Task prompt -
Search the data below for the string "address". Extract every line that contains it.

Stored data -
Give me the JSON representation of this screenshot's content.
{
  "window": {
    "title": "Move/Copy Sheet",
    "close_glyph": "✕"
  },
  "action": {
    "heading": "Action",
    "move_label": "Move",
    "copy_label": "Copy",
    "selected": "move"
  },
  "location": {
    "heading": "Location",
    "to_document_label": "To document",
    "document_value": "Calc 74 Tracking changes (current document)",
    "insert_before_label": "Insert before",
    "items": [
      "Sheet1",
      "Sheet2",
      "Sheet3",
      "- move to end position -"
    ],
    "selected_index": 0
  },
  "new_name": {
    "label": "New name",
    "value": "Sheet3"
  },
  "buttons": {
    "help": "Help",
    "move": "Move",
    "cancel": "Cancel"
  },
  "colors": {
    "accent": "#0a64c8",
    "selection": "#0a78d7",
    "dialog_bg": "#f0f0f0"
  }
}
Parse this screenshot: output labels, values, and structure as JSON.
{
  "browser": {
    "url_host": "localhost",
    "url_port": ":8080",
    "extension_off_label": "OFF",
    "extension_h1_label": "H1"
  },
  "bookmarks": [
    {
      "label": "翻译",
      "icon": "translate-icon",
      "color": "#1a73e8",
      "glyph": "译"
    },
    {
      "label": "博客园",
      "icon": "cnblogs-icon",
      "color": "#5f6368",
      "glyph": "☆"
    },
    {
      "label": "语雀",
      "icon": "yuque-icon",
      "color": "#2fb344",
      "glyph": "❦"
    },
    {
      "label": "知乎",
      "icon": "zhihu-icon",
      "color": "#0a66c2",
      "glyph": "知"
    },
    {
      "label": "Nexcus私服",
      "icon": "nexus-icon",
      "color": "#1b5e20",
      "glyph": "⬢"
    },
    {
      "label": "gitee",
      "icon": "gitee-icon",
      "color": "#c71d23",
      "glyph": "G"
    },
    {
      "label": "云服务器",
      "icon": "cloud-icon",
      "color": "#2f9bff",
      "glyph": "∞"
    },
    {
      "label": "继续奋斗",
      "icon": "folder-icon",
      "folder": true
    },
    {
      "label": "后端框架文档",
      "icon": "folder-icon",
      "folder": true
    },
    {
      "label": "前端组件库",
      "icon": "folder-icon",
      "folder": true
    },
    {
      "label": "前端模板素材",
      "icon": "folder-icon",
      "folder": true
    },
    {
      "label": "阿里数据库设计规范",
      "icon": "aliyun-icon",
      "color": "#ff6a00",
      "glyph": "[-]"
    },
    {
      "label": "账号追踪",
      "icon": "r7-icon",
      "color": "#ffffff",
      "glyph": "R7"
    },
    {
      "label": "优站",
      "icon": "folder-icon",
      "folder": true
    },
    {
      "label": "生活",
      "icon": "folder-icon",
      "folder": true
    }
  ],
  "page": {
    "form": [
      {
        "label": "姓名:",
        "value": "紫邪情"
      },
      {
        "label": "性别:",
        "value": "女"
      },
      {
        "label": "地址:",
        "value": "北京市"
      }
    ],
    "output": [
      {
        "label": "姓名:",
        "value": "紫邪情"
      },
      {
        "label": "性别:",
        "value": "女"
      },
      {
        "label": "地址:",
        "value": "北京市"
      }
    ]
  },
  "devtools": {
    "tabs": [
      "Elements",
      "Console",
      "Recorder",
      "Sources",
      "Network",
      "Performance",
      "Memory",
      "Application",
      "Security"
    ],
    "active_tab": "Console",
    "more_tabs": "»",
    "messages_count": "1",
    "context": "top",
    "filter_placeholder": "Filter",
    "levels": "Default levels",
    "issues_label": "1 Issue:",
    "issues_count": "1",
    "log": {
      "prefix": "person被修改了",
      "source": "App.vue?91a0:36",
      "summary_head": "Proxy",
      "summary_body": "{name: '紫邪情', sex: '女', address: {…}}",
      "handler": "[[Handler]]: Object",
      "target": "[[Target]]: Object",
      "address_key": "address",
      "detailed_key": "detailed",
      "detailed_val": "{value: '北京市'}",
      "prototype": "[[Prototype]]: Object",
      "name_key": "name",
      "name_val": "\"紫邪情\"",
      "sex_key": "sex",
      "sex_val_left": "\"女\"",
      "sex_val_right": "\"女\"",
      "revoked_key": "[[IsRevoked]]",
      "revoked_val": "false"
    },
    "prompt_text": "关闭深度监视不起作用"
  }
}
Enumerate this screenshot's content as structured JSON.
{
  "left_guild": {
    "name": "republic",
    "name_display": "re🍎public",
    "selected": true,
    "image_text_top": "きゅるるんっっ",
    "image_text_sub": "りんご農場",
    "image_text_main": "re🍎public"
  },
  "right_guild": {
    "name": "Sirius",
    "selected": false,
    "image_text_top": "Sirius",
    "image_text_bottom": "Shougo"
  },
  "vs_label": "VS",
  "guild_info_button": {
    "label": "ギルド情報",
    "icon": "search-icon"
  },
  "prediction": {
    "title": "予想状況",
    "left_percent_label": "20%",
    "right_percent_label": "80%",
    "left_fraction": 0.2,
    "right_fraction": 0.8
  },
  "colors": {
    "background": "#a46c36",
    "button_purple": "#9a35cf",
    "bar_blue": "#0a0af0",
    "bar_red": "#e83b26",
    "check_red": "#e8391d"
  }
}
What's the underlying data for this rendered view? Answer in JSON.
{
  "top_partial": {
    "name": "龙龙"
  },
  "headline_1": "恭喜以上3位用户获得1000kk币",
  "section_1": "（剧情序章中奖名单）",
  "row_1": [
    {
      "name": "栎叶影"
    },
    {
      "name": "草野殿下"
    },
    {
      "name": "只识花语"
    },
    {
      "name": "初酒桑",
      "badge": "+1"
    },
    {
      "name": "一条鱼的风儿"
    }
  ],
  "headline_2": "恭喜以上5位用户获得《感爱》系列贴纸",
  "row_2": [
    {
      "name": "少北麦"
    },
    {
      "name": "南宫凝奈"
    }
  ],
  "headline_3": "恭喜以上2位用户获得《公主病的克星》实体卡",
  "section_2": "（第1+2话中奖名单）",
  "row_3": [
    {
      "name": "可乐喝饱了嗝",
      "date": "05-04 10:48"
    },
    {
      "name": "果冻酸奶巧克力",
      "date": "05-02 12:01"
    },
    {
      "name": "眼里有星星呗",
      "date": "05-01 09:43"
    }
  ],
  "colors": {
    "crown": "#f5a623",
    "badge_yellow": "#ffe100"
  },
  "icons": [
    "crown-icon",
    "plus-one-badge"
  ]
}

Solution to this problem -
      "summary_body": "{name: '紫邪情', sex: '女', address: {…}}",
      "address_key": "address",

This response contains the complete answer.